- Required work
Write the material out again in full, word for word. Do not include the pictures.

====================

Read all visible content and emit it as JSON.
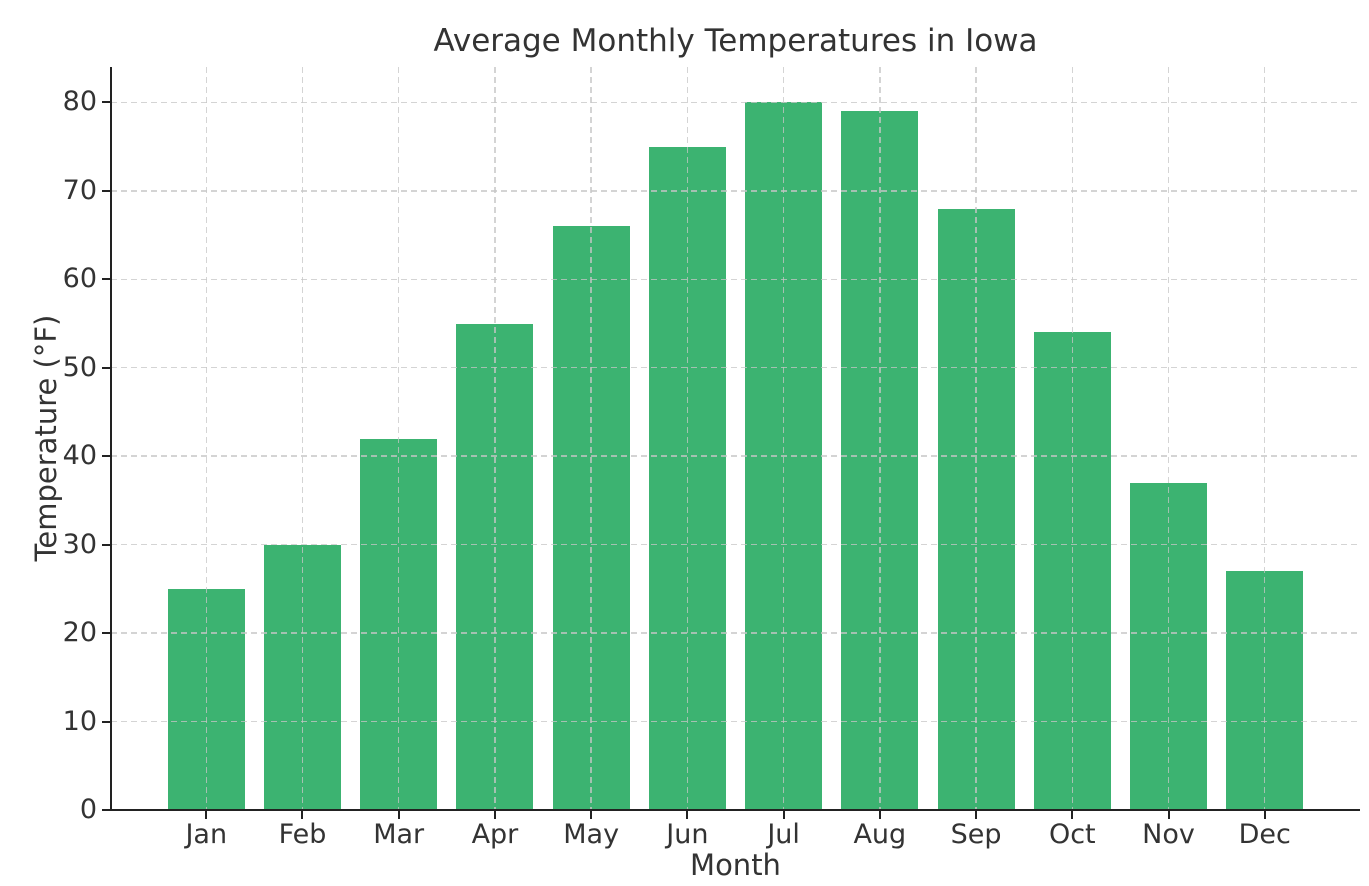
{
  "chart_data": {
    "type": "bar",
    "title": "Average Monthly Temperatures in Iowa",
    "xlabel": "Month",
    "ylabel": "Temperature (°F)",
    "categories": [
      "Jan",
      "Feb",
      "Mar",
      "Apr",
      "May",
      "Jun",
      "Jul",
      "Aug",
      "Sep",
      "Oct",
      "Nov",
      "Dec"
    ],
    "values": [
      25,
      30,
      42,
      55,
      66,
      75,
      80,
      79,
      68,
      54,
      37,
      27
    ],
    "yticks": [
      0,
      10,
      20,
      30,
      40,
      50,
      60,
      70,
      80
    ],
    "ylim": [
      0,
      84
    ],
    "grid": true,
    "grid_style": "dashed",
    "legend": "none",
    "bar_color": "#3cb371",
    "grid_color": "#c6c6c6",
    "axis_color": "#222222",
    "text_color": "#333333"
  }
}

====================

- The result
Read all visible content and emit it as JSON.
{
  "chart_data": {
    "type": "bar",
    "title": "Average Monthly Temperatures in Iowa",
    "xlabel": "Month",
    "ylabel": "Temperature (°F)",
    "categories": [
      "Jan",
      "Feb",
      "Mar",
      "Apr",
      "May",
      "Jun",
      "Jul",
      "Aug",
      "Sep",
      "Oct",
      "Nov",
      "Dec"
    ],
    "values": [
      25,
      30,
      42,
      55,
      66,
      75,
      80,
      79,
      68,
      54,
      37,
      27
    ],
    "yticks": [
      0,
      10,
      20,
      30,
      40,
      50,
      60,
      70,
      80
    ],
    "ylim": [
      0,
      84
    ],
    "grid": true,
    "grid_style": "dashed",
    "legend": "none",
    "bar_color": "#3cb371",
    "grid_color": "#c6c6c6",
    "axis_color": "#222222",
    "text_color": "#333333"
  }
}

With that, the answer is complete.